> Source data
|---|
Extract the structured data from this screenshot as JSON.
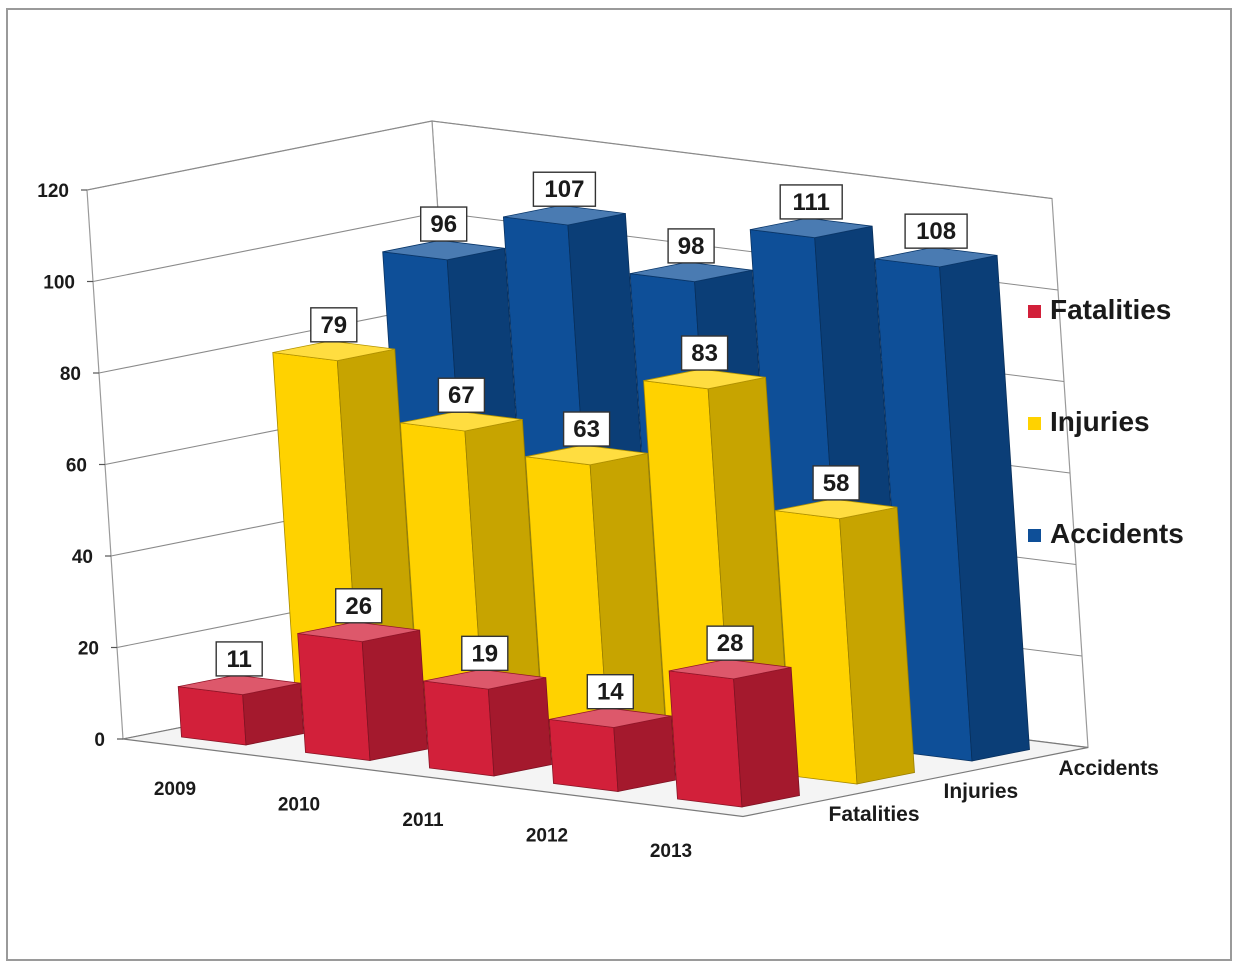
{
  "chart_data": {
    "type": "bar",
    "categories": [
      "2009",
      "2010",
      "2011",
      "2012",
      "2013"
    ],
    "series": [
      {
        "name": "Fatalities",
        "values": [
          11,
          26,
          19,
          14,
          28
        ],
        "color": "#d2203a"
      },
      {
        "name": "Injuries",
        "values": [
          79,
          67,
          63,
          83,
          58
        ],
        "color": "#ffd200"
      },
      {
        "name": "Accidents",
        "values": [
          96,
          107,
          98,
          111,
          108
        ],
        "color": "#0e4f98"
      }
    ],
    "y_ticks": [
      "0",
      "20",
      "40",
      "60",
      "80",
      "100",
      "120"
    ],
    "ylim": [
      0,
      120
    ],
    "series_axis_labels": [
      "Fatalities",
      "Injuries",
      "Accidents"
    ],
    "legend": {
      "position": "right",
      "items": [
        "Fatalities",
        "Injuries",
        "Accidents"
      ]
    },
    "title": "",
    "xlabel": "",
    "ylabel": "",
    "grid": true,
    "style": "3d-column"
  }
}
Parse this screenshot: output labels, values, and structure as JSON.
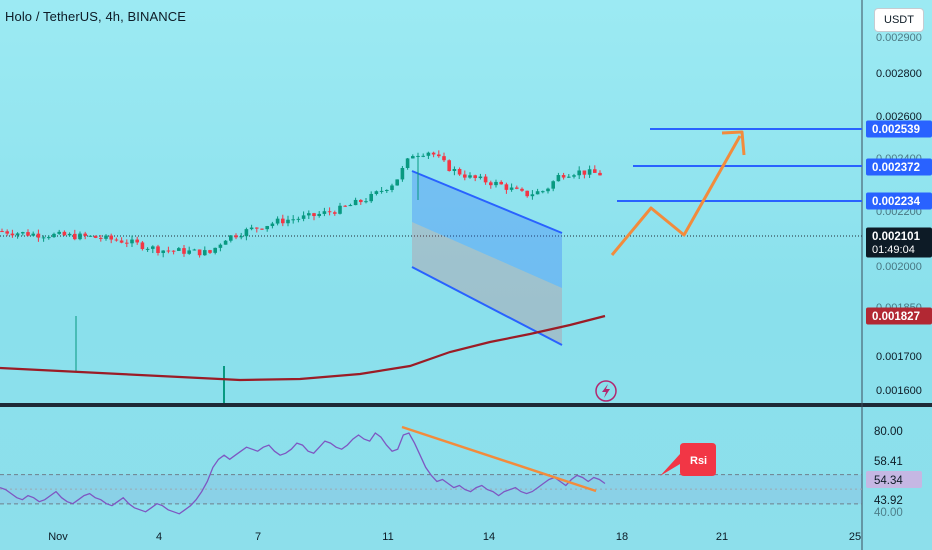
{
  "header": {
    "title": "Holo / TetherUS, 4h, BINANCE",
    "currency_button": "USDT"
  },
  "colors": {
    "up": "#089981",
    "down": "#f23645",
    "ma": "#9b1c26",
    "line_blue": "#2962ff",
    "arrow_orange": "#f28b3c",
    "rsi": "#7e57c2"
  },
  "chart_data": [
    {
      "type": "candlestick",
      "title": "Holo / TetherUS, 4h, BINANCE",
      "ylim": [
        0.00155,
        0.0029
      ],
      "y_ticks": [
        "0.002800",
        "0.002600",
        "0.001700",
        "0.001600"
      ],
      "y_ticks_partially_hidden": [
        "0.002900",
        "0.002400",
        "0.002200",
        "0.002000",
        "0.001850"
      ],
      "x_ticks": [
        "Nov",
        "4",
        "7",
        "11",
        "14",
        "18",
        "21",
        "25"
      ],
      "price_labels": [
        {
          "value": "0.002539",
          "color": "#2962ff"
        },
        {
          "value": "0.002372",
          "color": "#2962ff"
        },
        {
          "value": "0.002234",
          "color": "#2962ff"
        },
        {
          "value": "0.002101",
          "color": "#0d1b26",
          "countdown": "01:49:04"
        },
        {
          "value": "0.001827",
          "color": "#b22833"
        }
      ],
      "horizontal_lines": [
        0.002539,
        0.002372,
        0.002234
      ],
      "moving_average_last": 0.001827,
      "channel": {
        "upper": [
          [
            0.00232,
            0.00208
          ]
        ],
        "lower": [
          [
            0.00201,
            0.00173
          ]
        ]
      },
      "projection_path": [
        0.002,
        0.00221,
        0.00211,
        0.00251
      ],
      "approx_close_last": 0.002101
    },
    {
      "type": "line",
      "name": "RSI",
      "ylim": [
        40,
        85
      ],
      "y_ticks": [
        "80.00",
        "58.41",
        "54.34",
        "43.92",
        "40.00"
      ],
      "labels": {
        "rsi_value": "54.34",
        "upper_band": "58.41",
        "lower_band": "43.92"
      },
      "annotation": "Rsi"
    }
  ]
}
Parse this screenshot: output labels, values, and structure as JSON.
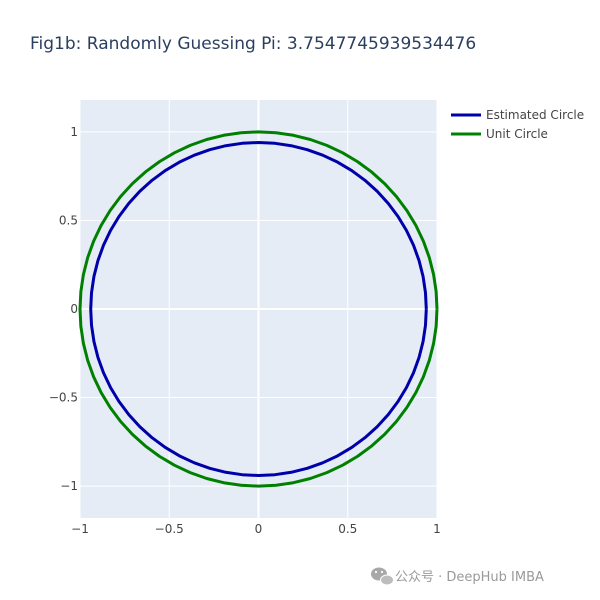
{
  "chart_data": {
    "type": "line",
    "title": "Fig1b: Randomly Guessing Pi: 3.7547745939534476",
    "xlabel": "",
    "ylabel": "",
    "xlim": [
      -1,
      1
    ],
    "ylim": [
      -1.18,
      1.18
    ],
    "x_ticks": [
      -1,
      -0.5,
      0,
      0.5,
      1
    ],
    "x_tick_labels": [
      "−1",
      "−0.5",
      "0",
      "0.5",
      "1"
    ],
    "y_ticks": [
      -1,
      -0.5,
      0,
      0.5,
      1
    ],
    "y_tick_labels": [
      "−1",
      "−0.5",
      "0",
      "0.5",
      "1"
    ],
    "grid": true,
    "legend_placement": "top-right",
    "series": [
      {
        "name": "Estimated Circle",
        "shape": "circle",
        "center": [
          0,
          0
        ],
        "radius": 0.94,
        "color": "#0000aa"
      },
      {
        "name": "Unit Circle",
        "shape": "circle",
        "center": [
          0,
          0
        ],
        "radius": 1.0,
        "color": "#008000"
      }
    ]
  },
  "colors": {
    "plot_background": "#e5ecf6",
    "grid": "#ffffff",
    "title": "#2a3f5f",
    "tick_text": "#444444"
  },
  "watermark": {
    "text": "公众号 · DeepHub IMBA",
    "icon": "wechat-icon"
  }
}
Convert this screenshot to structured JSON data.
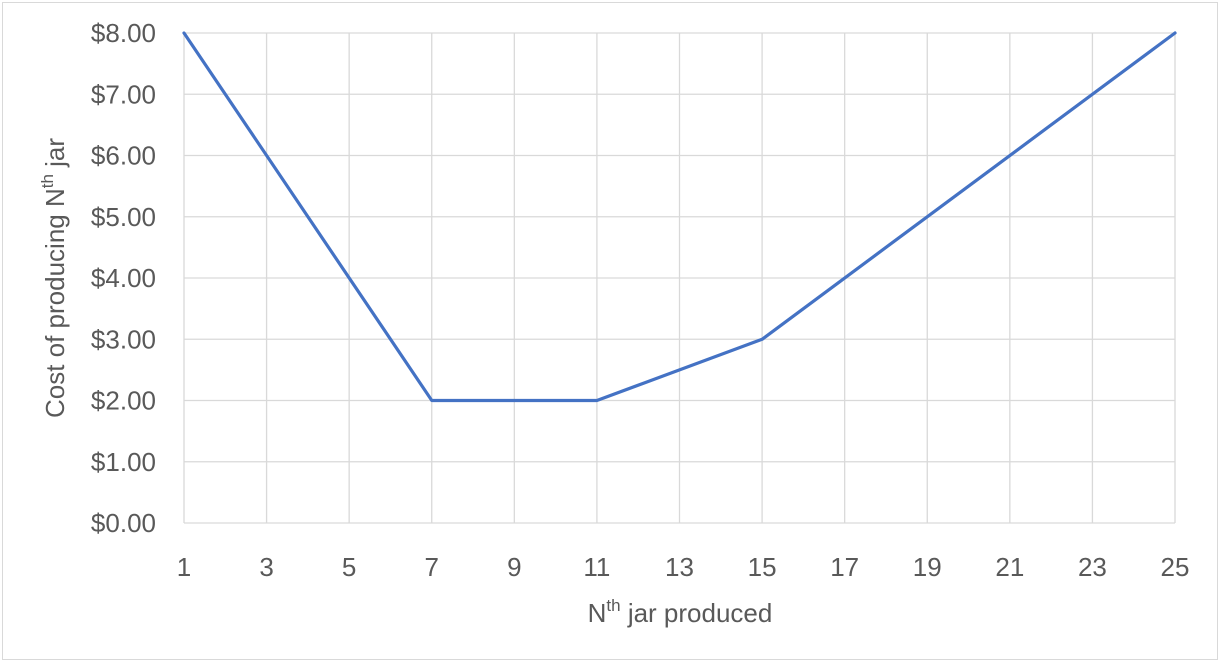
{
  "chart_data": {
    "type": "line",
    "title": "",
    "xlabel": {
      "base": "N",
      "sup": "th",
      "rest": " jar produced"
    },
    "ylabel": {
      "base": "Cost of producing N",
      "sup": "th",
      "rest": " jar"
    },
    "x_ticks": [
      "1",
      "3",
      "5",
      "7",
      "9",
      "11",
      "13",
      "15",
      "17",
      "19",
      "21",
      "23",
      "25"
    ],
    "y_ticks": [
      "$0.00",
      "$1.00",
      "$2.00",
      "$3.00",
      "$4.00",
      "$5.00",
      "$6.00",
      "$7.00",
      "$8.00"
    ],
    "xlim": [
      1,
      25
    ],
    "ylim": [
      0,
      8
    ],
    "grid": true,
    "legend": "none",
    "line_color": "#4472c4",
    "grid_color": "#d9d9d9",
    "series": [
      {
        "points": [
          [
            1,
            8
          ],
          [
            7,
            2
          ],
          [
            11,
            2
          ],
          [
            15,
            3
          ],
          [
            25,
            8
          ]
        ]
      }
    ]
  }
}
|---|
> Stated problem
Tally up how many lines in the preceding listing contain the word "title". Give nothing but the number.

> Reply
6